=== Exercise materials ===

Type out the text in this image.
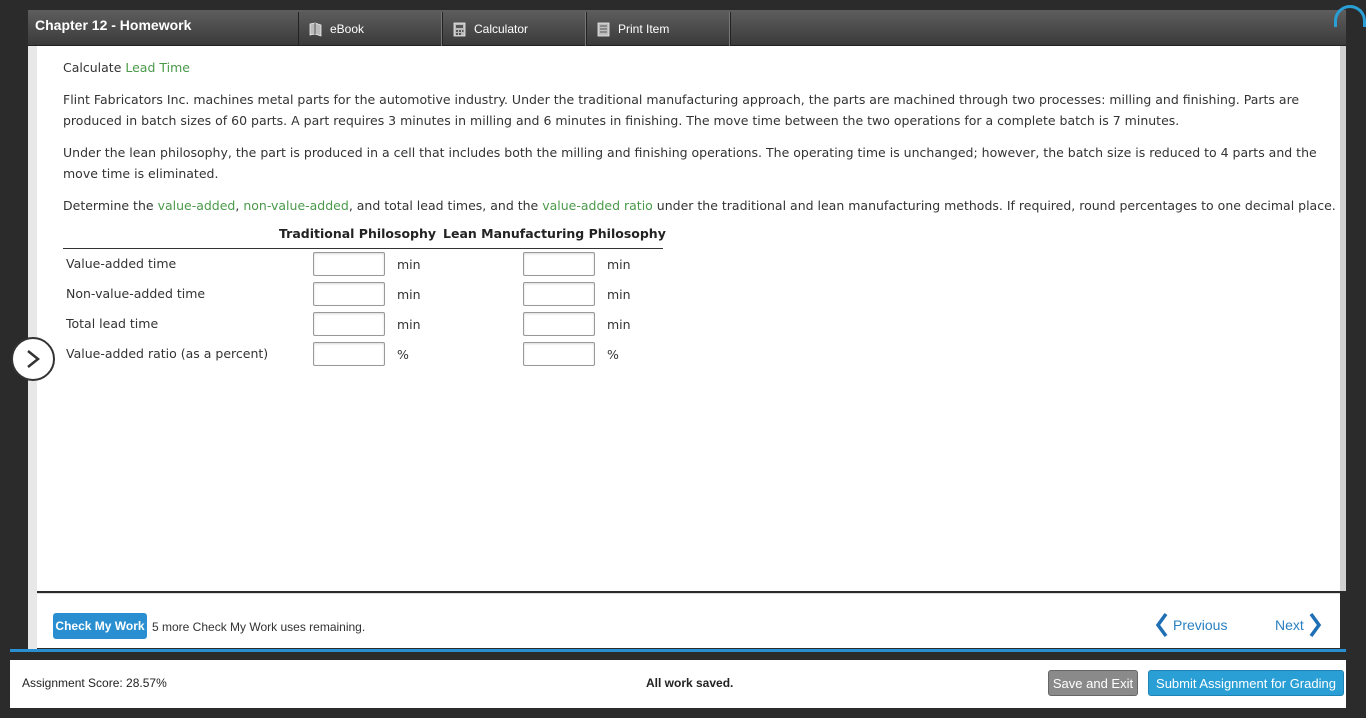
Chapter 12 - Homework	eBook	Calculator	Print Item
Calculate Lead Time
Flint Fabricators Inc. machines metal parts for the automotive industry. Under the traditional manufacturing approach, the parts are machined through two processes: milling and finishing. Parts are produced in batch sizes of 60 parts. A part requires 3 minutes in milling and 6 minutes in finishing. The move time between the two operations for a complete batch is 7 minutes.
Under the lean philosophy, the part is produced in a cell that includes both the milling and finishing operations. The operating time is unchanged; however, the batch size is reduced to 4 parts and the move time is eliminated.
Determine the value-added, non-value-added, and total lead times, and the value-added ratio under the traditional and lean manufacturing methods. If required, round percentages to one decimal place.
Traditional Philosophy Lean Manufacturing Philosophy
Value-added time	min	min
Non-value-added time	min	min
Total lead time	min	min
Value-added ratio (as a percent)	%	%
Check My Work 5 more Check My Work uses remaining.	Previous	Next
Assignment Score: 28.57%	All work saved.	Save and Exit	Submit Assignment for Grading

===

▸ **Your instructions**: Pick out every line of the listing containing the word "produced", and show those lines.

▸ **The completed task**:
Flint Fabricators Inc. machines metal parts for the automotive industry. Under the traditional manufacturing approach, the parts are machined through two processes: milling and finishing. Parts are produced in batch sizes of 60 parts. A part requires 3 minutes in milling and 6 minutes in finishing. The move time between the two operations for a complete batch is 7 minutes.
Under the lean philosophy, the part is produced in a cell that includes both the milling and finishing operations. The operating time is unchanged; however, the batch size is reduced to 4 parts and the move time is eliminated.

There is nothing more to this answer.